■ **Supplied data**
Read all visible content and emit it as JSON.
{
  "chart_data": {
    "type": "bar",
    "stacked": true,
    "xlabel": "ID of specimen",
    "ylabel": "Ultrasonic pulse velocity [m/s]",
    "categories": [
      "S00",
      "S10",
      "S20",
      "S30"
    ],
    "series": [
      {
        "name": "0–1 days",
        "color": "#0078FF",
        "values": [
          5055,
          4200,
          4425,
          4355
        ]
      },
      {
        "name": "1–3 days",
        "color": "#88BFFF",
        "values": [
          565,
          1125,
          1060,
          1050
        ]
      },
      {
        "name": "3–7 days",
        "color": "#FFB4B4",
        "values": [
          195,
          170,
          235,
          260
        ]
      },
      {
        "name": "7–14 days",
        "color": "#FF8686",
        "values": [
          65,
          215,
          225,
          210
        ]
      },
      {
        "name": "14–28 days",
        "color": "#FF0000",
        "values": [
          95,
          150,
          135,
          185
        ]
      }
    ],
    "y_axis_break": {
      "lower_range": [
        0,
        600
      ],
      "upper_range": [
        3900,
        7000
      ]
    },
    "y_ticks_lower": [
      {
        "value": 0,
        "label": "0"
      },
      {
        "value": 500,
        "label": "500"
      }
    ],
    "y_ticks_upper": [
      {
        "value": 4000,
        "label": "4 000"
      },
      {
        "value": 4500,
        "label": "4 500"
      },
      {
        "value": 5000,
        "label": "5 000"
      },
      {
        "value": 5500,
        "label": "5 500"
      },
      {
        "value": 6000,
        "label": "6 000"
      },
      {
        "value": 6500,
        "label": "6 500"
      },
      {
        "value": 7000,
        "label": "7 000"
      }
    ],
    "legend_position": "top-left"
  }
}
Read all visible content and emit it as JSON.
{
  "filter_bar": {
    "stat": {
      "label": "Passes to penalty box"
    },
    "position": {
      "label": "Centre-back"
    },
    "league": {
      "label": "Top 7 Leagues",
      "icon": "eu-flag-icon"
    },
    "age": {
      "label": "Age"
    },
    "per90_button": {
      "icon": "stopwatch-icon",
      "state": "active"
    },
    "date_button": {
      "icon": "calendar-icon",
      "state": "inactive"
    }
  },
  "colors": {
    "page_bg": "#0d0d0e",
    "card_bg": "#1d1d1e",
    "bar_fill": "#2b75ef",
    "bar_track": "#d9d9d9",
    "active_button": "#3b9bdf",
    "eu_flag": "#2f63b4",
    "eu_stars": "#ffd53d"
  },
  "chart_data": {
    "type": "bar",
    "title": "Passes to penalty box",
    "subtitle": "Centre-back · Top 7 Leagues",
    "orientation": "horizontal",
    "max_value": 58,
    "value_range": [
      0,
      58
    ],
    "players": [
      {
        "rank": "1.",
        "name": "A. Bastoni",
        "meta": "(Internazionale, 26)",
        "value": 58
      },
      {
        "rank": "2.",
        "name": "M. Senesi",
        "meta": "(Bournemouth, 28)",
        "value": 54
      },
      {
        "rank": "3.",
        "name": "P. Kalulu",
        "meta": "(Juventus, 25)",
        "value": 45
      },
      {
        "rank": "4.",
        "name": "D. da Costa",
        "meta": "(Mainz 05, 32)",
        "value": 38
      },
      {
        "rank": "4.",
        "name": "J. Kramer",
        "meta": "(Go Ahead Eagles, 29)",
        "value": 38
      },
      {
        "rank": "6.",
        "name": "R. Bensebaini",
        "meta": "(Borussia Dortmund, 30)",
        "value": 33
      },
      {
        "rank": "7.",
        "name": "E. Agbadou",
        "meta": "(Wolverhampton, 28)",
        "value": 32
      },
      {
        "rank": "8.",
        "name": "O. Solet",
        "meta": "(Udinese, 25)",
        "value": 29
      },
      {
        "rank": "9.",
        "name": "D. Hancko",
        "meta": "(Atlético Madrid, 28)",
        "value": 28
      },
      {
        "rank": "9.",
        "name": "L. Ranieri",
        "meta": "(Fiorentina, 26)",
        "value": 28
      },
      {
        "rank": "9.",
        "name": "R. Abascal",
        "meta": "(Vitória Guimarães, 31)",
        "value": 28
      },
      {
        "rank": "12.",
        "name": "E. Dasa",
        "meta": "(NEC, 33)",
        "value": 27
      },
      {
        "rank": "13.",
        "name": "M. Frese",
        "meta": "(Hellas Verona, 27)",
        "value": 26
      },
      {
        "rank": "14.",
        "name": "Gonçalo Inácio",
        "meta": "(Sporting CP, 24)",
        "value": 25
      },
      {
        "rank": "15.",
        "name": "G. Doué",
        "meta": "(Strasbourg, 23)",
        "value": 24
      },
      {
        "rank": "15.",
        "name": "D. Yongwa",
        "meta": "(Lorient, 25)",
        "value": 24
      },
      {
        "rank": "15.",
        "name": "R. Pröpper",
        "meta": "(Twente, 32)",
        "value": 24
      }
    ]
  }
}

■ **Written request**
Copy out every line holding the string "days".

■ **Right answer**
        "name": "0–1 days",
        "name": "1–3 days",
        "name": "3–7 days",
        "name": "7–14 days",
        "name": "14–28 days",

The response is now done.